■ Your instructions ■
Write out every record below exactly as it appears.

■ Supplied data ■
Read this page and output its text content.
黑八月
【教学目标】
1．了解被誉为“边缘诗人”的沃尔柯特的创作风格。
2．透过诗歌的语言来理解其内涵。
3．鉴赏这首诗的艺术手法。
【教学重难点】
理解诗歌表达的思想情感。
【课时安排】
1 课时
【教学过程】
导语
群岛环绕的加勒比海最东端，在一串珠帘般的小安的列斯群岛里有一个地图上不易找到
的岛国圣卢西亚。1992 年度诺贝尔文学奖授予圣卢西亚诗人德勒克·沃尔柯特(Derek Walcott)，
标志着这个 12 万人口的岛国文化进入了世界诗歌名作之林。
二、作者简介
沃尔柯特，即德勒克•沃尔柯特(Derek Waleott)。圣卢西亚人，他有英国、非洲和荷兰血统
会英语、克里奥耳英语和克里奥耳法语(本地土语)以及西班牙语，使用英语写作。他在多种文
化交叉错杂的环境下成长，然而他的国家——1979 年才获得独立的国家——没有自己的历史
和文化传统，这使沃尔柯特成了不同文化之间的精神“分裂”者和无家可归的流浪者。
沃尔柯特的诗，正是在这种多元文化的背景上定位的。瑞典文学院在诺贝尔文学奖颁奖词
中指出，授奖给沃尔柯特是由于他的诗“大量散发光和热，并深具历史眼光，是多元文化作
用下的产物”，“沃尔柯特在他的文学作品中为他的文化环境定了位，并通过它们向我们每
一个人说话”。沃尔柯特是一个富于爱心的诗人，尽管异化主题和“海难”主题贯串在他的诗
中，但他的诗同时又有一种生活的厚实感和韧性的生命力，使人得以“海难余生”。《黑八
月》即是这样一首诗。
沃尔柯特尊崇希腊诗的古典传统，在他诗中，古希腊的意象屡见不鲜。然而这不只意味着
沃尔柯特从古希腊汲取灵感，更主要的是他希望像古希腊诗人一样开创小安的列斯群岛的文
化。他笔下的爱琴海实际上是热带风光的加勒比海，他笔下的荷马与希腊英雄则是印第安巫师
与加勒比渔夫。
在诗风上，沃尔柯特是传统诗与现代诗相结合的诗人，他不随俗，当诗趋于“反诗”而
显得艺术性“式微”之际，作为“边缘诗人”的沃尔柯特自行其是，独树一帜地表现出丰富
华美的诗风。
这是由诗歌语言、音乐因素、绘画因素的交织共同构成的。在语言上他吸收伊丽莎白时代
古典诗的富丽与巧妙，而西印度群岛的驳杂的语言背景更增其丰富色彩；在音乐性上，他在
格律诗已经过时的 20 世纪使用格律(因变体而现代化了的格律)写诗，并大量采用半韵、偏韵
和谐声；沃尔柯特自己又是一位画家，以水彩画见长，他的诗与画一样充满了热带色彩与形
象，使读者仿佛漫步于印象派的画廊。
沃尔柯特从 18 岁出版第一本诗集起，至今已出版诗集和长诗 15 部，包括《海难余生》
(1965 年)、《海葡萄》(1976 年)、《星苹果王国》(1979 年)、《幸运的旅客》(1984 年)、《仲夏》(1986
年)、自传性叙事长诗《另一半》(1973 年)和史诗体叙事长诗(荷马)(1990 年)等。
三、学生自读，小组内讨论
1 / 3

■ Expected output ■
Read this page and output its text content.
黑八月
【教学目标】
1．了解被誉为“边缘诗人”的沃尔柯特的创作风格。
2．透过诗歌的语言来理解其内涵。
3．鉴赏这首诗的艺术手法。
【教学重难点】
理解诗歌表达的思想情感。
【课时安排】
1 课时
【教学过程】
导语
群岛环绕的加勒比海最东端，在一串珠帘般的小安的列斯群岛里有一个地图上不易找到
的岛国圣卢西亚。1992 年度诺贝尔文学奖授予圣卢西亚诗人德勒克·沃尔柯特(Derek Walcott)，
标志着这个 12 万人口的岛国文化进入了世界诗歌名作之林。
二、作者简介
沃尔柯特，即德勒克•沃尔柯特(Derek Waleott)。圣卢西亚人，他有英国、非洲和荷兰血统
会英语、克里奥耳英语和克里奥耳法语(本地土语)以及西班牙语，使用英语写作。他在多种文
化交叉错杂的环境下成长，然而他的国家——1979 年才获得独立的国家——没有自己的历史
和文化传统，这使沃尔柯特成了不同文化之间的精神“分裂”者和无家可归的流浪者。
沃尔柯特的诗，正是在这种多元文化的背景上定位的。瑞典文学院在诺贝尔文学奖颁奖词
中指出，授奖给沃尔柯特是由于他的诗“大量散发光和热，并深具历史眼光，是多元文化作
用下的产物”，“沃尔柯特在他的文学作品中为他的文化环境定了位，并通过它们向我们每
一个人说话”。沃尔柯特是一个富于爱心的诗人，尽管异化主题和“海难”主题贯串在他的诗
中，但他的诗同时又有一种生活的厚实感和韧性的生命力，使人得以“海难余生”。《黑八
月》即是这样一首诗。
沃尔柯特尊崇希腊诗的古典传统，在他诗中，古希腊的意象屡见不鲜。然而这不只意味着
沃尔柯特从古希腊汲取灵感，更主要的是他希望像古希腊诗人一样开创小安的列斯群岛的文
化。他笔下的爱琴海实际上是热带风光的加勒比海，他笔下的荷马与希腊英雄则是印第安巫师
与加勒比渔夫。
在诗风上，沃尔柯特是传统诗与现代诗相结合的诗人，他不随俗，当诗趋于“反诗”而
显得艺术性“式微”之际，作为“边缘诗人”的沃尔柯特自行其是，独树一帜地表现出丰富
华美的诗风。
这是由诗歌语言、音乐因素、绘画因素的交织共同构成的。在语言上他吸收伊丽莎白时代
古典诗的富丽与巧妙，而西印度群岛的驳杂的语言背景更增其丰富色彩；在音乐性上，他在
格律诗已经过时的 20 世纪使用格律(因变体而现代化了的格律)写诗，并大量采用半韵、偏韵
和谐声；沃尔柯特自己又是一位画家，以水彩画见长，他的诗与画一样充满了热带色彩与形
象，使读者仿佛漫步于印象派的画廊。
沃尔柯特从 18 岁出版第一本诗集起，至今已出版诗集和长诗 15 部，包括《海难余生》
(1965 年)、《海葡萄》(1976 年)、《星苹果王国》(1979 年)、《幸运的旅客》(1984 年)、《仲夏》(1986
年)、自传性叙事长诗《另一半》(1973 年)和史诗体叙事长诗(荷马)(1990 年)等。
三、学生自读，小组内讨论
1 / 3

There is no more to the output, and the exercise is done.